• _GIVEN EXERCISE_
Retype the data below without altering anything.

• _RECORDED DATA_
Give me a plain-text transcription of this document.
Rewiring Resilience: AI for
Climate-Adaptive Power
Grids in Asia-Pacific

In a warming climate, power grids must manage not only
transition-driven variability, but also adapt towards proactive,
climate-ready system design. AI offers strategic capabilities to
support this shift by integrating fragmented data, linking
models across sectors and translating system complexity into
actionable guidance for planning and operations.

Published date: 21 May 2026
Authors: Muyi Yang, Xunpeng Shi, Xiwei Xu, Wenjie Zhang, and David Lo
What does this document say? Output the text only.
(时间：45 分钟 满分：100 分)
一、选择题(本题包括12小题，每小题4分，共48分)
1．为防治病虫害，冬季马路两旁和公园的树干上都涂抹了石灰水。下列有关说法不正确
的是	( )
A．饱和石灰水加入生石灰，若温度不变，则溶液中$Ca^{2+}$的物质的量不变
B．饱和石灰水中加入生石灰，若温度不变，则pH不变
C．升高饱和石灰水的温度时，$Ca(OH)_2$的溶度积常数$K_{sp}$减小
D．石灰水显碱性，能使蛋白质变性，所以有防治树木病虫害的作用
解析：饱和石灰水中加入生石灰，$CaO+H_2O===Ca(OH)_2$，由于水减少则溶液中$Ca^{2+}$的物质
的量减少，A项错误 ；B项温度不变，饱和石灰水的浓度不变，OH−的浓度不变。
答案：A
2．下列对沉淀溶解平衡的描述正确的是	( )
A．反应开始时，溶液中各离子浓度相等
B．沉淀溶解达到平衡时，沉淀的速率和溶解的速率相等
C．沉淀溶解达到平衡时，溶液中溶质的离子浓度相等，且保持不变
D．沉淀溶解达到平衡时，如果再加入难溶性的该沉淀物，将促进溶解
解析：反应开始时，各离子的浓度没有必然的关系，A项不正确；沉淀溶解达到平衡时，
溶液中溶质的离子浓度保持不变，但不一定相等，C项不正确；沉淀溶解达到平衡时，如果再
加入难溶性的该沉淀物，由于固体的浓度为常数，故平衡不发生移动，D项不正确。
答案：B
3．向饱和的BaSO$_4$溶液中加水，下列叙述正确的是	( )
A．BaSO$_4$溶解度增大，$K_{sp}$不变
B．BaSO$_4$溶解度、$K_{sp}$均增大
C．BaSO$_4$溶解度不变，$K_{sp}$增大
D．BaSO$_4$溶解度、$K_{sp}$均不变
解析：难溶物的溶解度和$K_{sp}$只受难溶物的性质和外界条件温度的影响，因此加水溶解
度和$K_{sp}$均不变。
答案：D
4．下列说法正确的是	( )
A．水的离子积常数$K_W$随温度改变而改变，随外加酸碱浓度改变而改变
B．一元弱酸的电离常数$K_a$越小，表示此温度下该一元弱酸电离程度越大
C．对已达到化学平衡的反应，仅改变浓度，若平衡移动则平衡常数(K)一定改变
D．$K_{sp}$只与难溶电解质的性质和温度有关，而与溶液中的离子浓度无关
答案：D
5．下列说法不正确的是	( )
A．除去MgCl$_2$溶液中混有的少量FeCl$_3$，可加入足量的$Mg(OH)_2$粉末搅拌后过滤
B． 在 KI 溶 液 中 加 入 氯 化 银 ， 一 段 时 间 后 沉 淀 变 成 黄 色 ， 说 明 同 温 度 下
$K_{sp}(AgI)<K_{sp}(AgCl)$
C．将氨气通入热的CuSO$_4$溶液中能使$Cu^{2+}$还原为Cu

• _RESPONSE TO THE TASK_
Give me a plain-text transcription of this document.
Rewiring Resilience: AI for
Climate-Adaptive Power
Grids in Asia-Pacific

In a warming climate, power grids must manage not only
transition-driven variability, but also adapt towards proactive,
climate-ready system design. AI offers strategic capabilities to
support this shift by integrating fragmented data, linking
models across sectors and translating system complexity into
actionable guidance for planning and operations.

Published date: 21 May 2026
Authors: Muyi Yang, Xunpeng Shi, Xiwei Xu, Wenjie Zhang, and David Lo
What does this document say? Output the text only.
(时间：45 分钟 满分：100 分)
一、选择题(本题包括12小题，每小题4分，共48分)
1．为防治病虫害，冬季马路两旁和公园的树干上都涂抹了石灰水。下列有关说法不正确
的是	( )
A．饱和石灰水加入生石灰，若温度不变，则溶液中$Ca^{2+}$的物质的量不变
B．饱和石灰水中加入生石灰，若温度不变，则pH不变
C．升高饱和石灰水的温度时，$Ca(OH)_2$的溶度积常数$K_{sp}$减小
D．石灰水显碱性，能使蛋白质变性，所以有防治树木病虫害的作用
解析：饱和石灰水中加入生石灰，$CaO+H_2O===Ca(OH)_2$，由于水减少则溶液中$Ca^{2+}$的物质
的量减少，A项错误 ；B项温度不变，饱和石灰水的浓度不变，OH−的浓度不变。
答案：A
2．下列对沉淀溶解平衡的描述正确的是	( )
A．反应开始时，溶液中各离子浓度相等
B．沉淀溶解达到平衡时，沉淀的速率和溶解的速率相等
C．沉淀溶解达到平衡时，溶液中溶质的离子浓度相等，且保持不变
D．沉淀溶解达到平衡时，如果再加入难溶性的该沉淀物，将促进溶解
解析：反应开始时，各离子的浓度没有必然的关系，A项不正确；沉淀溶解达到平衡时，
溶液中溶质的离子浓度保持不变，但不一定相等，C项不正确；沉淀溶解达到平衡时，如果再
加入难溶性的该沉淀物，由于固体的浓度为常数，故平衡不发生移动，D项不正确。
答案：B
3．向饱和的BaSO$_4$溶液中加水，下列叙述正确的是	( )
A．BaSO$_4$溶解度增大，$K_{sp}$不变
B．BaSO$_4$溶解度、$K_{sp}$均增大
C．BaSO$_4$溶解度不变，$K_{sp}$增大
D．BaSO$_4$溶解度、$K_{sp}$均不变
解析：难溶物的溶解度和$K_{sp}$只受难溶物的性质和外界条件温度的影响，因此加水溶解
度和$K_{sp}$均不变。
答案：D
4．下列说法正确的是	( )
A．水的离子积常数$K_W$随温度改变而改变，随外加酸碱浓度改变而改变
B．一元弱酸的电离常数$K_a$越小，表示此温度下该一元弱酸电离程度越大
C．对已达到化学平衡的反应，仅改变浓度，若平衡移动则平衡常数(K)一定改变
D．$K_{sp}$只与难溶电解质的性质和温度有关，而与溶液中的离子浓度无关
答案：D
5．下列说法不正确的是	( )
A．除去MgCl$_2$溶液中混有的少量FeCl$_3$，可加入足量的$Mg(OH)_2$粉末搅拌后过滤
B． 在 KI 溶 液 中 加 入 氯 化 银 ， 一 段 时 间 后 沉 淀 变 成 黄 色 ， 说 明 同 温 度 下
$K_{sp}(AgI)<K_{sp}(AgCl)$
C．将氨气通入热的CuSO$_4$溶液中能使$Cu^{2+}$还原为Cu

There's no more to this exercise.